_Written task_.
Return, word for word, every line that follows.

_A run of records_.
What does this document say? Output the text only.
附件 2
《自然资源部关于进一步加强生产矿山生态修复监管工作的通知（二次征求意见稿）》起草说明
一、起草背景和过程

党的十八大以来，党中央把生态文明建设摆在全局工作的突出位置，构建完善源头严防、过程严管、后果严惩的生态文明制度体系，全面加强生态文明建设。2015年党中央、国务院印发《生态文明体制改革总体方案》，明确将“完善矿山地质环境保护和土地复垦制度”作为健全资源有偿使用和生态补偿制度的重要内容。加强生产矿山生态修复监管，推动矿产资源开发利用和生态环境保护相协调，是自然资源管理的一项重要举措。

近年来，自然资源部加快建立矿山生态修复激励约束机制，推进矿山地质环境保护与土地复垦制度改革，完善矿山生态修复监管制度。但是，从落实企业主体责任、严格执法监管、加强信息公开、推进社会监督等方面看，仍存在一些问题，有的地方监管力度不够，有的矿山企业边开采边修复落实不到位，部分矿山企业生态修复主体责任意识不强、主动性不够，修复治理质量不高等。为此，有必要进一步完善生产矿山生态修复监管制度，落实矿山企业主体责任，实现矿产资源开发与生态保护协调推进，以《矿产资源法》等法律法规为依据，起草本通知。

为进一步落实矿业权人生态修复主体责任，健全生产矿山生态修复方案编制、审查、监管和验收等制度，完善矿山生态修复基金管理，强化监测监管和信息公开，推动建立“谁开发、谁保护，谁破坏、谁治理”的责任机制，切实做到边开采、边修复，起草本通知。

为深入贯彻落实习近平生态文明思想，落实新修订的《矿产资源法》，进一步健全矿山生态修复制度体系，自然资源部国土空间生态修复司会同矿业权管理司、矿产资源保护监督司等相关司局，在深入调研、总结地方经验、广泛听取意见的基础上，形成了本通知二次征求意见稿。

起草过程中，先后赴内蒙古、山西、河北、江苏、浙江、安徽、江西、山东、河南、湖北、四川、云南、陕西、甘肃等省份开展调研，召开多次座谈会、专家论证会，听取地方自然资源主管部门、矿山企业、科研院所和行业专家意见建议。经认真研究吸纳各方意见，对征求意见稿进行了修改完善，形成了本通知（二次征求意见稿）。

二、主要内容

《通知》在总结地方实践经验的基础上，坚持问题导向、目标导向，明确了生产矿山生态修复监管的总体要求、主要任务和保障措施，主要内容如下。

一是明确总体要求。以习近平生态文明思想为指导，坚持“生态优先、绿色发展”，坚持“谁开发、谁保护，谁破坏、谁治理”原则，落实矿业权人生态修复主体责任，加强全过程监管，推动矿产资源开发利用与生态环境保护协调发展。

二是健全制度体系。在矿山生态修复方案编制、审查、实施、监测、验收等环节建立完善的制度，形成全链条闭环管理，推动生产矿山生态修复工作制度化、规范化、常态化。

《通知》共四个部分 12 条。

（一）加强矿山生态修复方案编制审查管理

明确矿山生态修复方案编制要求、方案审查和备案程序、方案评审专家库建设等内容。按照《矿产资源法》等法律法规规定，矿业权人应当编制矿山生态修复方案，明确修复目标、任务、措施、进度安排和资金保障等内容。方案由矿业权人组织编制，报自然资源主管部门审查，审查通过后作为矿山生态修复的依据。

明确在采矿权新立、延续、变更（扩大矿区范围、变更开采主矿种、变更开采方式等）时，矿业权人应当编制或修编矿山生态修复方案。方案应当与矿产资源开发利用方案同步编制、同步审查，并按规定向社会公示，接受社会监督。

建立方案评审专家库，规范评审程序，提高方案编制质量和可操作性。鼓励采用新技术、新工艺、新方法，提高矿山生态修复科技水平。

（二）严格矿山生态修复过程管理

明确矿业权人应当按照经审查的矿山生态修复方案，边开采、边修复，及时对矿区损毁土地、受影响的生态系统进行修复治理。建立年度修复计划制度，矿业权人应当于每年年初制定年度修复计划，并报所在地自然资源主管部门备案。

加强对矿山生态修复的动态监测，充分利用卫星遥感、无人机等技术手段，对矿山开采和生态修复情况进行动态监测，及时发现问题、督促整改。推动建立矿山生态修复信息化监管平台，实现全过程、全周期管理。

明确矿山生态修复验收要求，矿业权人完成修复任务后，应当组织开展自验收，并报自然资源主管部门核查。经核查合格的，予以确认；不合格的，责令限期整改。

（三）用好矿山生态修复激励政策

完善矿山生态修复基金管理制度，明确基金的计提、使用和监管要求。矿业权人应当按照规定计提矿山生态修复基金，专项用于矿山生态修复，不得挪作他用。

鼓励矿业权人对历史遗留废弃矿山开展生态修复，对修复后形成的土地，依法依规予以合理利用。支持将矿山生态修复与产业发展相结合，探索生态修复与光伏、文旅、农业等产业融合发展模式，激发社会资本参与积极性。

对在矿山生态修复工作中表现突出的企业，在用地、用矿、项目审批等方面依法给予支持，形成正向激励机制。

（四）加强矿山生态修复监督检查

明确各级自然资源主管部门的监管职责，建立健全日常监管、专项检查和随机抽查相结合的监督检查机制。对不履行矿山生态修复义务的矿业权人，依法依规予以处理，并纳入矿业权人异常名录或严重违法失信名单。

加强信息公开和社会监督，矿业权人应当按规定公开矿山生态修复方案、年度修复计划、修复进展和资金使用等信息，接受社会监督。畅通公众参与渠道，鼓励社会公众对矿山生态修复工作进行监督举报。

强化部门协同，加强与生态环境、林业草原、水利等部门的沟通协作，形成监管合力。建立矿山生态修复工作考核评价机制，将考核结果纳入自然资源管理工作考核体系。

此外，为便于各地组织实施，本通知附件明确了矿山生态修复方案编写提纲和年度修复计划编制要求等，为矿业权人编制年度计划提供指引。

_Exercise output_.
What does this document say? Output the text only.
附件 2
《自然资源部关于进一步加强生产矿山生态修复监管工作的通知（二次征求意见稿）》起草说明
一、起草背景和过程

党的十八大以来，党中央把生态文明建设摆在全局工作的突出位置，构建完善源头严防、过程严管、后果严惩的生态文明制度体系，全面加强生态文明建设。2015年党中央、国务院印发《生态文明体制改革总体方案》，明确将“完善矿山地质环境保护和土地复垦制度”作为健全资源有偿使用和生态补偿制度的重要内容。加强生产矿山生态修复监管，推动矿产资源开发利用和生态环境保护相协调，是自然资源管理的一项重要举措。

近年来，自然资源部加快建立矿山生态修复激励约束机制，推进矿山地质环境保护与土地复垦制度改革，完善矿山生态修复监管制度。但是，从落实企业主体责任、严格执法监管、加强信息公开、推进社会监督等方面看，仍存在一些问题，有的地方监管力度不够，有的矿山企业边开采边修复落实不到位，部分矿山企业生态修复主体责任意识不强、主动性不够，修复治理质量不高等。为此，有必要进一步完善生产矿山生态修复监管制度，落实矿山企业主体责任，实现矿产资源开发与生态保护协调推进，以《矿产资源法》等法律法规为依据，起草本通知。

为进一步落实矿业权人生态修复主体责任，健全生产矿山生态修复方案编制、审查、监管和验收等制度，完善矿山生态修复基金管理，强化监测监管和信息公开，推动建立“谁开发、谁保护，谁破坏、谁治理”的责任机制，切实做到边开采、边修复，起草本通知。

为深入贯彻落实习近平生态文明思想，落实新修订的《矿产资源法》，进一步健全矿山生态修复制度体系，自然资源部国土空间生态修复司会同矿业权管理司、矿产资源保护监督司等相关司局，在深入调研、总结地方经验、广泛听取意见的基础上，形成了本通知二次征求意见稿。

起草过程中，先后赴内蒙古、山西、河北、江苏、浙江、安徽、江西、山东、河南、湖北、四川、云南、陕西、甘肃等省份开展调研，召开多次座谈会、专家论证会，听取地方自然资源主管部门、矿山企业、科研院所和行业专家意见建议。经认真研究吸纳各方意见，对征求意见稿进行了修改完善，形成了本通知（二次征求意见稿）。

二、主要内容

《通知》在总结地方实践经验的基础上，坚持问题导向、目标导向，明确了生产矿山生态修复监管的总体要求、主要任务和保障措施，主要内容如下。

一是明确总体要求。以习近平生态文明思想为指导，坚持“生态优先、绿色发展”，坚持“谁开发、谁保护，谁破坏、谁治理”原则，落实矿业权人生态修复主体责任，加强全过程监管，推动矿产资源开发利用与生态环境保护协调发展。

二是健全制度体系。在矿山生态修复方案编制、审查、实施、监测、验收等环节建立完善的制度，形成全链条闭环管理，推动生产矿山生态修复工作制度化、规范化、常态化。

《通知》共四个部分 12 条。

（一）加强矿山生态修复方案编制审查管理

明确矿山生态修复方案编制要求、方案审查和备案程序、方案评审专家库建设等内容。按照《矿产资源法》等法律法规规定，矿业权人应当编制矿山生态修复方案，明确修复目标、任务、措施、进度安排和资金保障等内容。方案由矿业权人组织编制，报自然资源主管部门审查，审查通过后作为矿山生态修复的依据。

明确在采矿权新立、延续、变更（扩大矿区范围、变更开采主矿种、变更开采方式等）时，矿业权人应当编制或修编矿山生态修复方案。方案应当与矿产资源开发利用方案同步编制、同步审查，并按规定向社会公示，接受社会监督。

建立方案评审专家库，规范评审程序，提高方案编制质量和可操作性。鼓励采用新技术、新工艺、新方法，提高矿山生态修复科技水平。

（二）严格矿山生态修复过程管理

明确矿业权人应当按照经审查的矿山生态修复方案，边开采、边修复，及时对矿区损毁土地、受影响的生态系统进行修复治理。建立年度修复计划制度，矿业权人应当于每年年初制定年度修复计划，并报所在地自然资源主管部门备案。

加强对矿山生态修复的动态监测，充分利用卫星遥感、无人机等技术手段，对矿山开采和生态修复情况进行动态监测，及时发现问题、督促整改。推动建立矿山生态修复信息化监管平台，实现全过程、全周期管理。

明确矿山生态修复验收要求，矿业权人完成修复任务后，应当组织开展自验收，并报自然资源主管部门核查。经核查合格的，予以确认；不合格的，责令限期整改。

（三）用好矿山生态修复激励政策

完善矿山生态修复基金管理制度，明确基金的计提、使用和监管要求。矿业权人应当按照规定计提矿山生态修复基金，专项用于矿山生态修复，不得挪作他用。

鼓励矿业权人对历史遗留废弃矿山开展生态修复，对修复后形成的土地，依法依规予以合理利用。支持将矿山生态修复与产业发展相结合，探索生态修复与光伏、文旅、农业等产业融合发展模式，激发社会资本参与积极性。

对在矿山生态修复工作中表现突出的企业，在用地、用矿、项目审批等方面依法给予支持，形成正向激励机制。

（四）加强矿山生态修复监督检查

明确各级自然资源主管部门的监管职责，建立健全日常监管、专项检查和随机抽查相结合的监督检查机制。对不履行矿山生态修复义务的矿业权人，依法依规予以处理，并纳入矿业权人异常名录或严重违法失信名单。

加强信息公开和社会监督，矿业权人应当按规定公开矿山生态修复方案、年度修复计划、修复进展和资金使用等信息，接受社会监督。畅通公众参与渠道，鼓励社会公众对矿山生态修复工作进行监督举报。

强化部门协同，加强与生态环境、林业草原、水利等部门的沟通协作，形成监管合力。建立矿山生态修复工作考核评价机制，将考核结果纳入自然资源管理工作考核体系。

此外，为便于各地组织实施，本通知附件明确了矿山生态修复方案编写提纲和年度修复计划编制要求等，为矿业权人编制年度计划提供指引。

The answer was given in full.